TASK DIRECTIONS -
Each entry here needs to be set down again exactly, please; pictures are left out.
## Start RECORD LIST
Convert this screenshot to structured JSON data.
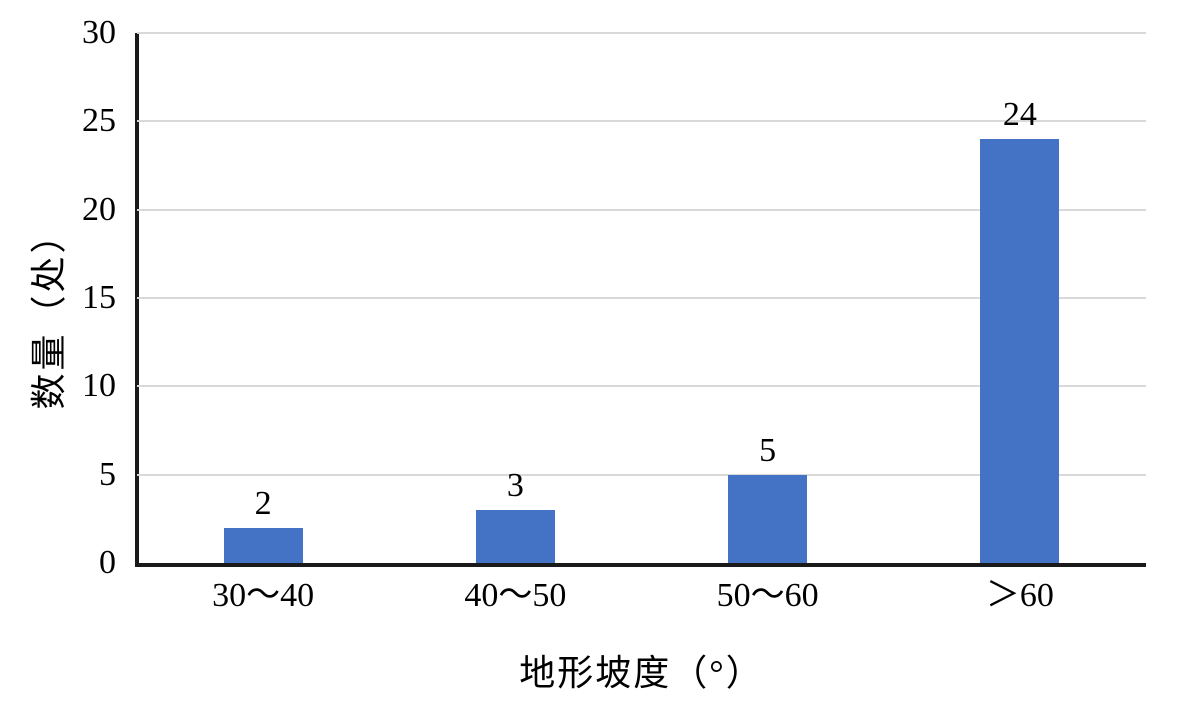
{
  "chart_data": {
    "type": "bar",
    "title": "",
    "categories": [
      "30～40",
      "40～50",
      "50～60",
      "＞60"
    ],
    "values": [
      2,
      3,
      5,
      24
    ],
    "data_labels": [
      "2",
      "3",
      "5",
      "24"
    ],
    "xlabel": "地形坡度（°）",
    "ylabel": "数量（处）",
    "ylim": [
      0,
      30
    ],
    "yticks": [
      0,
      5,
      10,
      15,
      20,
      25,
      30
    ],
    "ytick_interval": 5,
    "grid": true,
    "gridlines": "horizontal",
    "legend": false,
    "bar_color": "#4472C4",
    "gridline_color": "#D9D9D9",
    "axis_color": "#1A1A1A",
    "text_color": "#000000"
  }
}
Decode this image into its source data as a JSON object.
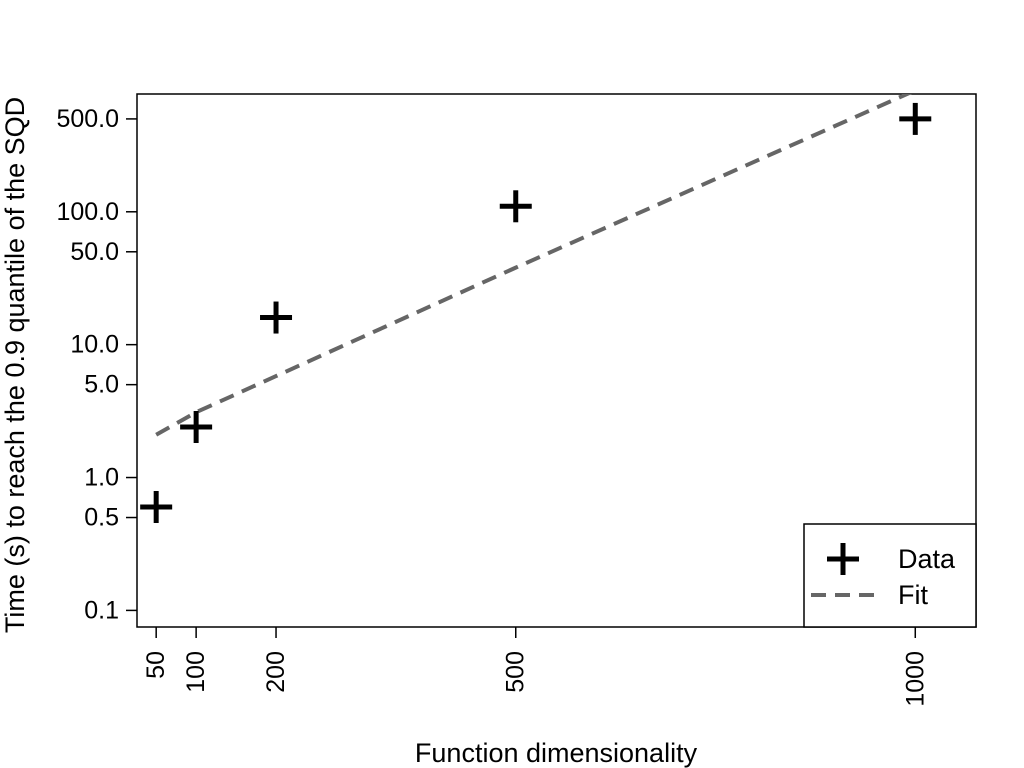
{
  "chart_data": {
    "type": "scatter",
    "title": "",
    "xlabel": "Function dimensionality",
    "ylabel": "Time (s) to reach the 0.9 quantile of the SQD",
    "x_scale": "linear",
    "y_scale": "log",
    "xlim": [
      26,
      1076
    ],
    "ylim": [
      0.075,
      770
    ],
    "x_ticks": [
      50,
      100,
      200,
      500,
      1000
    ],
    "x_tick_labels": [
      "50",
      "100",
      "200",
      "500",
      "1000"
    ],
    "y_ticks": [
      0.1,
      0.5,
      1,
      5,
      10,
      50,
      100,
      500
    ],
    "y_tick_labels": [
      "0.1",
      "0.5",
      "1.0",
      "5.0",
      "10.0",
      "50.0",
      "100.0",
      "500.0"
    ],
    "grid": false,
    "legend_position": "bottom-right",
    "series": [
      {
        "name": "Data",
        "kind": "points",
        "marker": "plus",
        "color": "#000000",
        "x": [
          50,
          100,
          200,
          500,
          1000
        ],
        "y": [
          0.6,
          2.4,
          16,
          110,
          500
        ]
      },
      {
        "name": "Fit",
        "kind": "line",
        "style": "dashed",
        "color": "#666666",
        "x": [
          50,
          100,
          200,
          500,
          1000
        ],
        "y": [
          2.1,
          3.1,
          5.8,
          38,
          820
        ]
      }
    ]
  }
}
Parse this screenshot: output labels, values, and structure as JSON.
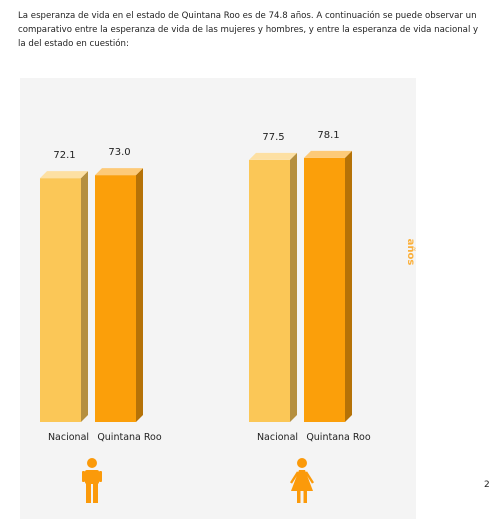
{
  "intro_text": "La esperanza de vida en el estado de Quintana Roo es de 74.8 años. A continuación se puede observar un comparativo entre la esperanza de vida de las mujeres y hombres, y entre la esperanza de vida nacional y la del estado en cuestión:",
  "page_number": "2",
  "colors": {
    "nacional": "#fbc757",
    "quintana_roo": "#fb9f0a",
    "axis_label": "#fbb03b",
    "icon": "#fb9a0a"
  },
  "chart_data": {
    "type": "bar",
    "ylabel": "años",
    "ylim": [
      0,
      80
    ],
    "groups": [
      {
        "icon": "male-icon",
        "categories": [
          "Nacional",
          "Quintana Roo"
        ],
        "values": [
          72.1,
          73.0
        ],
        "labels": [
          "72.1",
          "73.0"
        ]
      },
      {
        "icon": "female-icon",
        "categories": [
          "Nacional",
          "Quintana Roo"
        ],
        "values": [
          77.5,
          78.1
        ],
        "labels": [
          "77.5",
          "78.1"
        ]
      }
    ]
  }
}
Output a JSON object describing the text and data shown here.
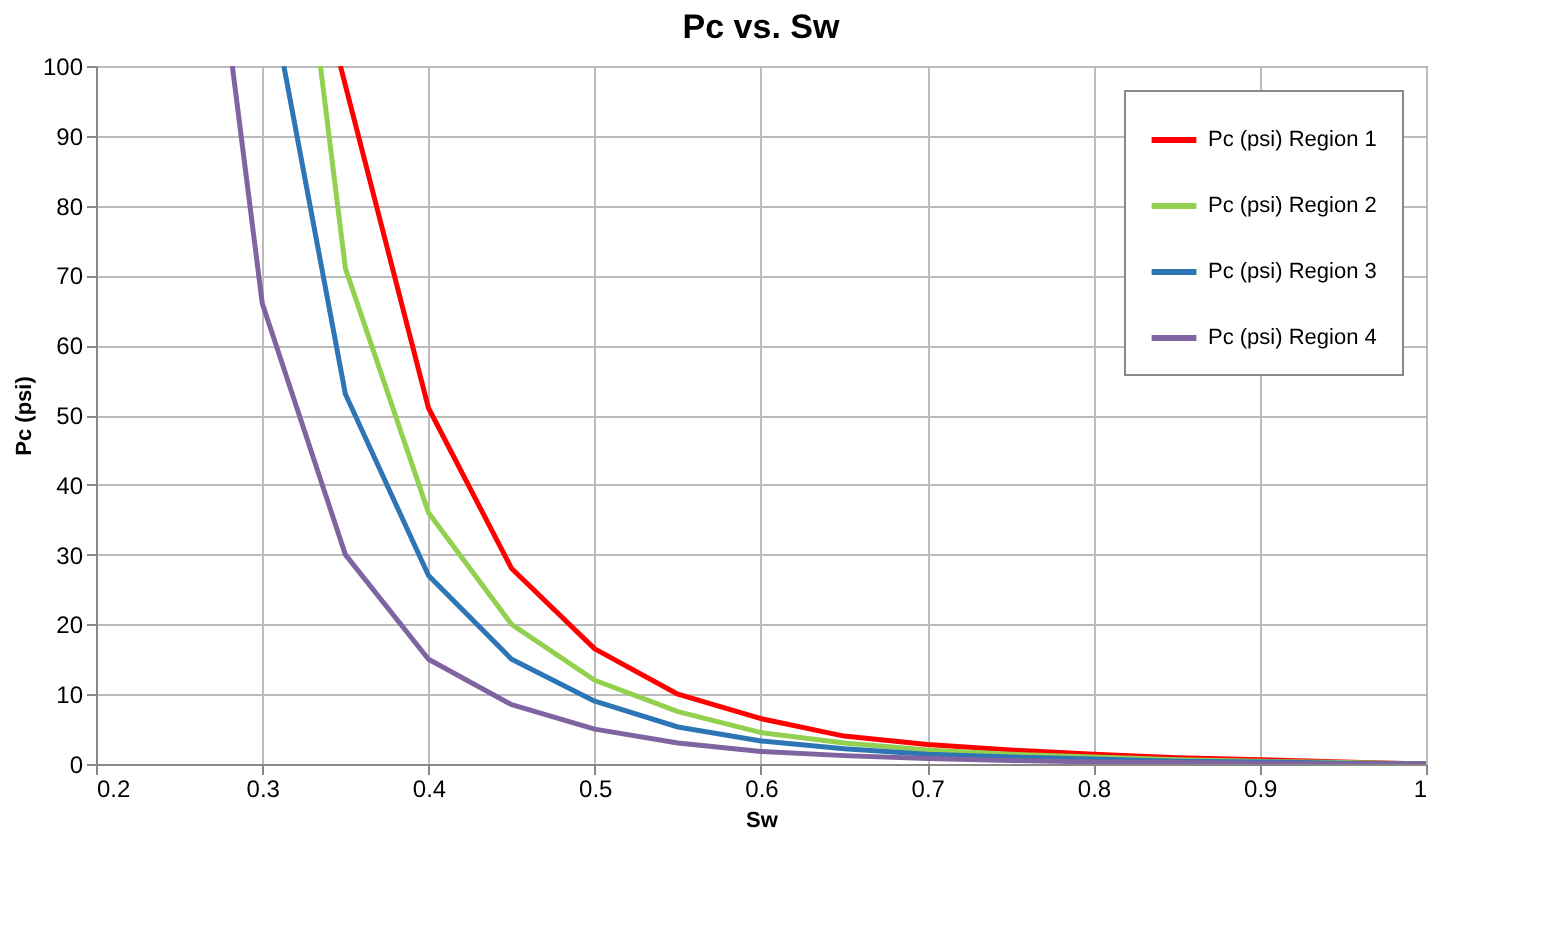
{
  "chart_data": {
    "type": "line",
    "title": "Pc vs. Sw",
    "xlabel": "Sw",
    "ylabel": "Pc (psi)",
    "xlim": [
      0.2,
      1
    ],
    "xticks": [
      0.2,
      0.3,
      0.4,
      0.5,
      0.6,
      0.7,
      0.8,
      0.9,
      1
    ],
    "ylim": [
      0,
      100
    ],
    "yticks": [
      0,
      10,
      20,
      30,
      40,
      50,
      60,
      70,
      80,
      90,
      100
    ],
    "grid": true,
    "legend": "top right",
    "marker": "none",
    "line_style": "solid",
    "series": [
      {
        "name": "Pc (psi) Region 1",
        "color": "#ff0000",
        "x": [
          0.347,
          0.4,
          0.45,
          0.5,
          0.55,
          0.6,
          0.65,
          0.7,
          0.75,
          0.8,
          0.85,
          0.9,
          0.95,
          1
        ],
        "values": [
          100,
          51,
          28,
          16.5,
          10,
          6.5,
          4,
          2.8,
          2,
          1.4,
          0.9,
          0.6,
          0.3,
          0
        ]
      },
      {
        "name": "Pc (psi) Region 2",
        "color": "#92d050",
        "x": [
          0.335,
          0.35,
          0.4,
          0.45,
          0.5,
          0.55,
          0.6,
          0.65,
          0.7,
          0.75,
          0.8,
          0.85,
          0.9,
          0.95,
          1
        ],
        "values": [
          100,
          71,
          36,
          20,
          12,
          7.5,
          4.5,
          3,
          2,
          1.4,
          1,
          0.6,
          0.4,
          0.2,
          0
        ]
      },
      {
        "name": "Pc (psi) Region 3",
        "color": "#2e75b6",
        "x": [
          0.313,
          0.35,
          0.4,
          0.45,
          0.5,
          0.55,
          0.6,
          0.65,
          0.7,
          0.75,
          0.8,
          0.85,
          0.9,
          0.95,
          1
        ],
        "values": [
          100,
          53,
          27,
          15,
          9,
          5.3,
          3.3,
          2.2,
          1.4,
          1,
          0.7,
          0.4,
          0.3,
          0.1,
          0
        ]
      },
      {
        "name": "Pc (psi) Region 4",
        "color": "#8064a2",
        "x": [
          0.282,
          0.3,
          0.35,
          0.4,
          0.45,
          0.5,
          0.55,
          0.6,
          0.65,
          0.7,
          0.75,
          0.8,
          0.85,
          0.9,
          0.95,
          1
        ],
        "values": [
          100,
          66,
          30,
          15,
          8.5,
          5,
          3,
          1.8,
          1.2,
          0.8,
          0.5,
          0.3,
          0.2,
          0.1,
          0.05,
          0
        ]
      }
    ]
  }
}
## End RECORD LIST
FINISHED TASK -
Convert this screenshot to structured JSON data.
{
  "chart_data": {
    "type": "bar",
    "title": "",
    "categories": [
      "30～40",
      "40～50",
      "50～60",
      "＞60"
    ],
    "values": [
      2,
      3,
      5,
      24
    ],
    "data_labels": [
      "2",
      "3",
      "5",
      "24"
    ],
    "xlabel": "地形坡度（°）",
    "ylabel": "数量（处）",
    "ylim": [
      0,
      30
    ],
    "yticks": [
      0,
      5,
      10,
      15,
      20,
      25,
      30
    ],
    "ytick_interval": 5,
    "grid": true,
    "gridlines": "horizontal",
    "legend": false,
    "bar_color": "#4472C4",
    "gridline_color": "#D9D9D9",
    "axis_color": "#1A1A1A",
    "text_color": "#000000"
  }
}
Decode this image into its source data as a JSON object.
{
  "chart_data": {
    "type": "scatter",
    "title": "",
    "xlabel": "Function dimensionality",
    "ylabel": "Time (s) to reach the 0.9 quantile of the SQD",
    "x_scale": "linear",
    "y_scale": "log",
    "xlim": [
      26,
      1076
    ],
    "ylim": [
      0.075,
      770
    ],
    "x_ticks": [
      50,
      100,
      200,
      500,
      1000
    ],
    "x_tick_labels": [
      "50",
      "100",
      "200",
      "500",
      "1000"
    ],
    "y_ticks": [
      0.1,
      0.5,
      1,
      5,
      10,
      50,
      100,
      500
    ],
    "y_tick_labels": [
      "0.1",
      "0.5",
      "1.0",
      "5.0",
      "10.0",
      "50.0",
      "100.0",
      "500.0"
    ],
    "grid": false,
    "legend_position": "bottom-right",
    "series": [
      {
        "name": "Data",
        "kind": "points",
        "marker": "plus",
        "color": "#000000",
        "x": [
          50,
          100,
          200,
          500,
          1000
        ],
        "y": [
          0.6,
          2.4,
          16,
          110,
          500
        ]
      },
      {
        "name": "Fit",
        "kind": "line",
        "style": "dashed",
        "color": "#666666",
        "x": [
          50,
          100,
          200,
          500,
          1000
        ],
        "y": [
          2.1,
          3.1,
          5.8,
          38,
          820
        ]
      }
    ]
  }
}
Parse this screenshot: output labels, values, and structure as JSON.
{
  "intro_text": "La esperanza de vida en el estado de Quintana Roo es de 74.8 años. A continuación se puede observar un comparativo entre la esperanza de vida de las mujeres y hombres, y entre la esperanza de vida nacional y la del estado en cuestión:",
  "page_number": "2",
  "colors": {
    "nacional": "#fbc757",
    "quintana_roo": "#fb9f0a",
    "axis_label": "#fbb03b",
    "icon": "#fb9a0a"
  },
  "chart_data": {
    "type": "bar",
    "ylabel": "años",
    "ylim": [
      0,
      80
    ],
    "groups": [
      {
        "icon": "male-icon",
        "categories": [
          "Nacional",
          "Quintana Roo"
        ],
        "values": [
          72.1,
          73.0
        ],
        "labels": [
          "72.1",
          "73.0"
        ]
      },
      {
        "icon": "female-icon",
        "categories": [
          "Nacional",
          "Quintana Roo"
        ],
        "values": [
          77.5,
          78.1
        ],
        "labels": [
          "77.5",
          "78.1"
        ]
      }
    ]
  }
}
Output a JSON object describing the text and data shown here.
{
  "chart_data": {
    "type": "line",
    "title": "Pc vs. Sw",
    "xlabel": "Sw",
    "ylabel": "Pc (psi)",
    "xlim": [
      0.2,
      1
    ],
    "xticks": [
      0.2,
      0.3,
      0.4,
      0.5,
      0.6,
      0.7,
      0.8,
      0.9,
      1
    ],
    "ylim": [
      0,
      100
    ],
    "yticks": [
      0,
      10,
      20,
      30,
      40,
      50,
      60,
      70,
      80,
      90,
      100
    ],
    "grid": true,
    "legend": "top right",
    "marker": "none",
    "line_style": "solid",
    "series": [
      {
        "name": "Pc (psi) Region 1",
        "color": "#ff0000",
        "x": [
          0.347,
          0.4,
          0.45,
          0.5,
          0.55,
          0.6,
          0.65,
          0.7,
          0.75,
          0.8,
          0.85,
          0.9,
          0.95,
          1
        ],
        "values": [
          100,
          51,
          28,
          16.5,
          10,
          6.5,
          4,
          2.8,
          2,
          1.4,
          0.9,
          0.6,
          0.3,
          0
        ]
      },
      {
        "name": "Pc (psi) Region 2",
        "color": "#92d050",
        "x": [
          0.335,
          0.35,
          0.4,
          0.45,
          0.5,
          0.55,
          0.6,
          0.65,
          0.7,
          0.75,
          0.8,
          0.85,
          0.9,
          0.95,
          1
        ],
        "values": [
          100,
          71,
          36,
          20,
          12,
          7.5,
          4.5,
          3,
          2,
          1.4,
          1,
          0.6,
          0.4,
          0.2,
          0
        ]
      },
      {
        "name": "Pc (psi) Region 3",
        "color": "#2e75b6",
        "x": [
          0.313,
          0.35,
          0.4,
          0.45,
          0.5,
          0.55,
          0.6,
          0.65,
          0.7,
          0.75,
          0.8,
          0.85,
          0.9,
          0.95,
          1
        ],
        "values": [
          100,
          53,
          27,
          15,
          9,
          5.3,
          3.3,
          2.2,
          1.4,
          1,
          0.7,
          0.4,
          0.3,
          0.1,
          0
        ]
      },
      {
        "name": "Pc (psi) Region 4",
        "color": "#8064a2",
        "x": [
          0.282,
          0.3,
          0.35,
          0.4,
          0.45,
          0.5,
          0.55,
          0.6,
          0.65,
          0.7,
          0.75,
          0.8,
          0.85,
          0.9,
          0.95,
          1
        ],
        "values": [
          100,
          66,
          30,
          15,
          8.5,
          5,
          3,
          1.8,
          1.2,
          0.8,
          0.5,
          0.3,
          0.2,
          0.1,
          0.05,
          0
        ]
      }
    ]
  }
}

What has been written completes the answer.